— BEGIN Dataset content —

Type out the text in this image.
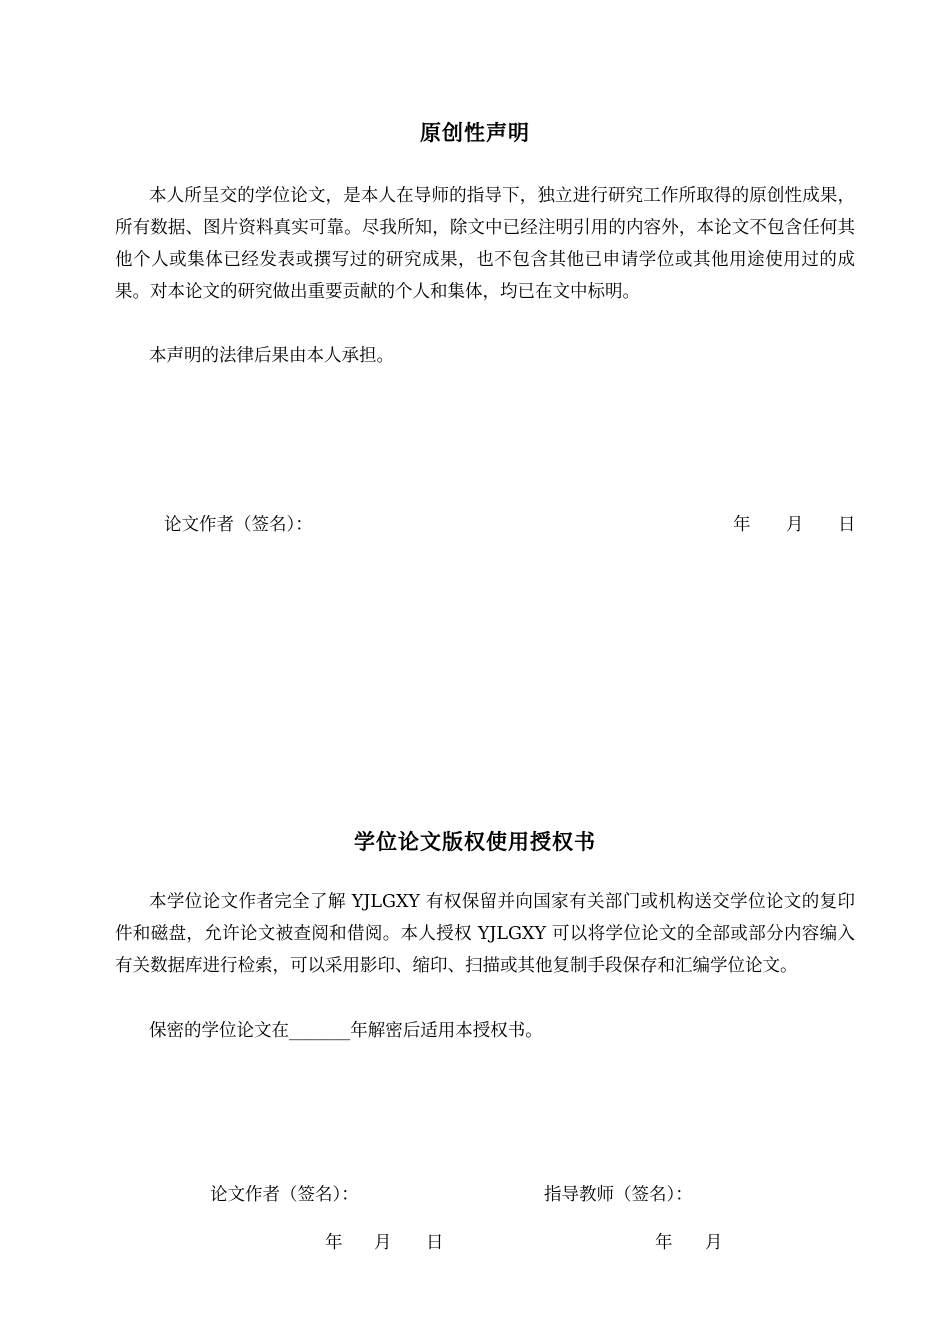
原创性声明
本人所呈交的学位论文，是本人在导师的指导下，独立进行研究工作所取得的原创性成果，所有数据、图片资料真实可靠。尽我所知，除文中已经注明引用的内容外，本论文不包含任何其他个人或集体已经发表或撰写过的研究成果，也不包含其他已申请学位或其他用途使用过的成果。对本论文的研究做出重要贡献的个人和集体，均已在文中标明。
本声明的法律后果由本人承担。
论文作者（签名）：	年 月 日
学位论文版权使用授权书
本学位论文作者完全了解 YJLGXY 有权保留并向国家有关部门或机构送交学位论文的复印件和磁盘，允许论文被查阅和借阅。本人授权 YJLGXY 可以将学位论文的全部或部分内容编入有关数据库进行检索，可以采用影印、缩印、扫描或其他复制手段保存和汇编学位论文。
保密的学位论文在_______年解密后适用本授权书。
论文作者（签名）：	指导教师（签名）：
年 月 日	年 月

— END Dataset content —

*Problem details*. Return the listing above unchanged, apart from dropping its pictures.

*Full output*.
Type out the text in this image.
原创性声明
本人所呈交的学位论文，是本人在导师的指导下，独立进行研究工作所取得的原创性成果，所有数据、图片资料真实可靠。尽我所知，除文中已经注明引用的内容外，本论文不包含任何其他个人或集体已经发表或撰写过的研究成果，也不包含其他已申请学位或其他用途使用过的成果。对本论文的研究做出重要贡献的个人和集体，均已在文中标明。
本声明的法律后果由本人承担。
论文作者（签名）：	年 月 日
学位论文版权使用授权书
本学位论文作者完全了解 YJLGXY 有权保留并向国家有关部门或机构送交学位论文的复印件和磁盘，允许论文被查阅和借阅。本人授权 YJLGXY 可以将学位论文的全部或部分内容编入有关数据库进行检索，可以采用影印、缩印、扫描或其他复制手段保存和汇编学位论文。
保密的学位论文在_______年解密后适用本授权书。
论文作者（签名）：	指导教师（签名）：
年 月 日	年 月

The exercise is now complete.